What is being asked:
Render the material again word for word, skipping the pictures in it.

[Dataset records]
>> Start

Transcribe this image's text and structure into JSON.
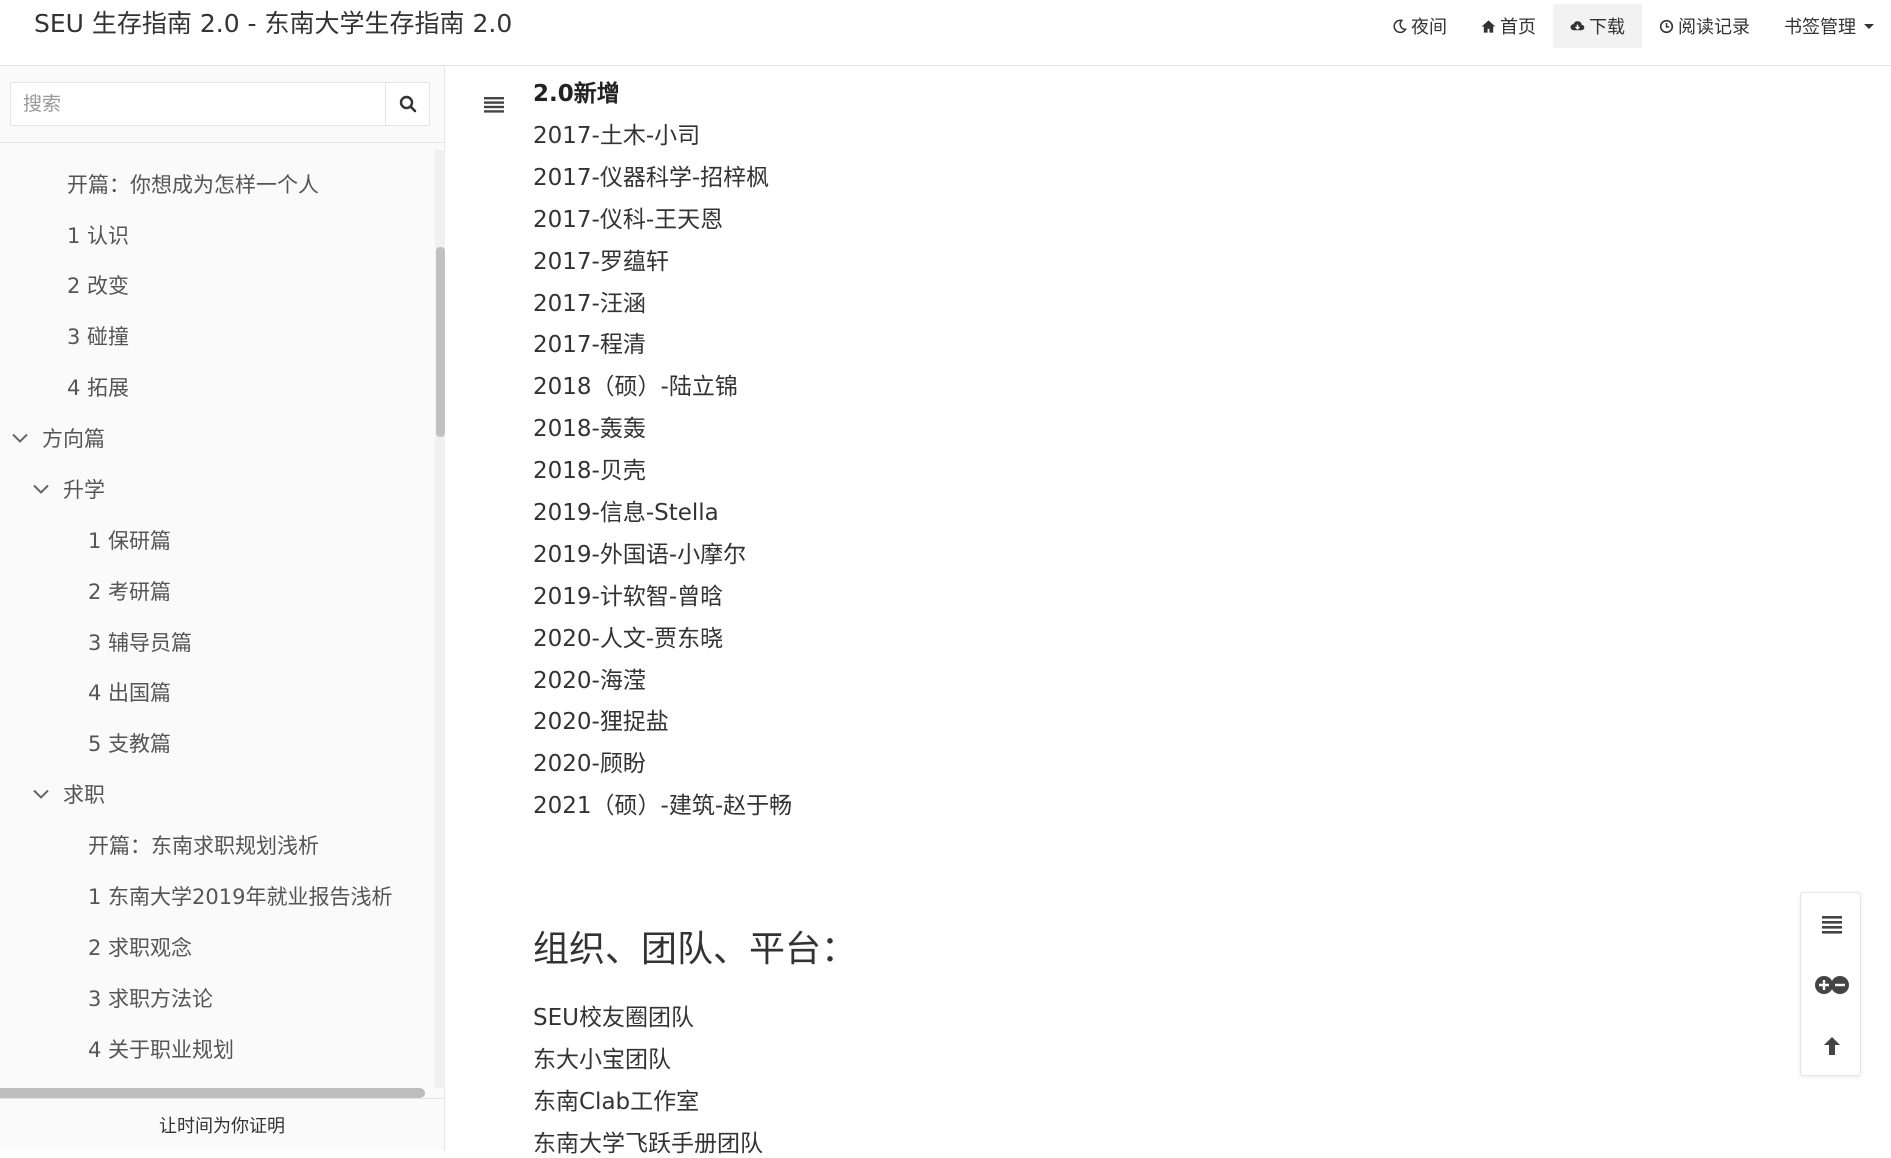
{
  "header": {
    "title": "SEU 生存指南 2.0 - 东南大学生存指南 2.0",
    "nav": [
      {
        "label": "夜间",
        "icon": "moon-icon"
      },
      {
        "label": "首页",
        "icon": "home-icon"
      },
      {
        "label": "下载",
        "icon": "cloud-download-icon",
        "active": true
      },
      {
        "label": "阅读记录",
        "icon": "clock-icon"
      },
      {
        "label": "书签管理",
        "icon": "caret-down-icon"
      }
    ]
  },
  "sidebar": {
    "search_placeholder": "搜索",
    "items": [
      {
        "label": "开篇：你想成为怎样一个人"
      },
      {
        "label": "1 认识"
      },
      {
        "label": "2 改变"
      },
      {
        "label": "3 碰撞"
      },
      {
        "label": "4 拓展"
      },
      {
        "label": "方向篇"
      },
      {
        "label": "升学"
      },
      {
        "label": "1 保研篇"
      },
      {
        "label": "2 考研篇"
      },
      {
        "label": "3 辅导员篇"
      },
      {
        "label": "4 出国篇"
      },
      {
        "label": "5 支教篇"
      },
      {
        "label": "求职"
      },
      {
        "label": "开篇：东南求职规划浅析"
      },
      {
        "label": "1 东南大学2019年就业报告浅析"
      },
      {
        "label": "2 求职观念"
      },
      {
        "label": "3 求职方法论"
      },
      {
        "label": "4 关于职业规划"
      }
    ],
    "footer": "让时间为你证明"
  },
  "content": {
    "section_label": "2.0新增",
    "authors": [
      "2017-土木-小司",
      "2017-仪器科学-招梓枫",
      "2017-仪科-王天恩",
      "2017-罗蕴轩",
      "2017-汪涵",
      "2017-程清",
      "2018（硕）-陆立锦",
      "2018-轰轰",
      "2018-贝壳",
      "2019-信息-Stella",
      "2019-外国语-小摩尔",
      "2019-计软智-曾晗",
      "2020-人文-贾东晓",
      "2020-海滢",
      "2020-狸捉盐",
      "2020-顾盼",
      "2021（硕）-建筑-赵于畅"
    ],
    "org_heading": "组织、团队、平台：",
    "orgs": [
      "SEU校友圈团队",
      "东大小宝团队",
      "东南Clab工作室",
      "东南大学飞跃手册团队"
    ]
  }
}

>> End

Expected answer:
Transcribe this image's text and structure into JSON.
{
  "header": {
    "title": "SEU 生存指南 2.0 - 东南大学生存指南 2.0",
    "nav": [
      {
        "label": "夜间",
        "icon": "moon-icon"
      },
      {
        "label": "首页",
        "icon": "home-icon"
      },
      {
        "label": "下载",
        "icon": "cloud-download-icon",
        "active": true
      },
      {
        "label": "阅读记录",
        "icon": "clock-icon"
      },
      {
        "label": "书签管理",
        "icon": "caret-down-icon"
      }
    ]
  },
  "sidebar": {
    "search_placeholder": "搜索",
    "items": [
      {
        "label": "开篇：你想成为怎样一个人"
      },
      {
        "label": "1 认识"
      },
      {
        "label": "2 改变"
      },
      {
        "label": "3 碰撞"
      },
      {
        "label": "4 拓展"
      },
      {
        "label": "方向篇"
      },
      {
        "label": "升学"
      },
      {
        "label": "1 保研篇"
      },
      {
        "label": "2 考研篇"
      },
      {
        "label": "3 辅导员篇"
      },
      {
        "label": "4 出国篇"
      },
      {
        "label": "5 支教篇"
      },
      {
        "label": "求职"
      },
      {
        "label": "开篇：东南求职规划浅析"
      },
      {
        "label": "1 东南大学2019年就业报告浅析"
      },
      {
        "label": "2 求职观念"
      },
      {
        "label": "3 求职方法论"
      },
      {
        "label": "4 关于职业规划"
      }
    ],
    "footer": "让时间为你证明"
  },
  "content": {
    "section_label": "2.0新增",
    "authors": [
      "2017-土木-小司",
      "2017-仪器科学-招梓枫",
      "2017-仪科-王天恩",
      "2017-罗蕴轩",
      "2017-汪涵",
      "2017-程清",
      "2018（硕）-陆立锦",
      "2018-轰轰",
      "2018-贝壳",
      "2019-信息-Stella",
      "2019-外国语-小摩尔",
      "2019-计软智-曾晗",
      "2020-人文-贾东晓",
      "2020-海滢",
      "2020-狸捉盐",
      "2020-顾盼",
      "2021（硕）-建筑-赵于畅"
    ],
    "org_heading": "组织、团队、平台：",
    "orgs": [
      "SEU校友圈团队",
      "东大小宝团队",
      "东南Clab工作室",
      "东南大学飞跃手册团队"
    ]
  }
}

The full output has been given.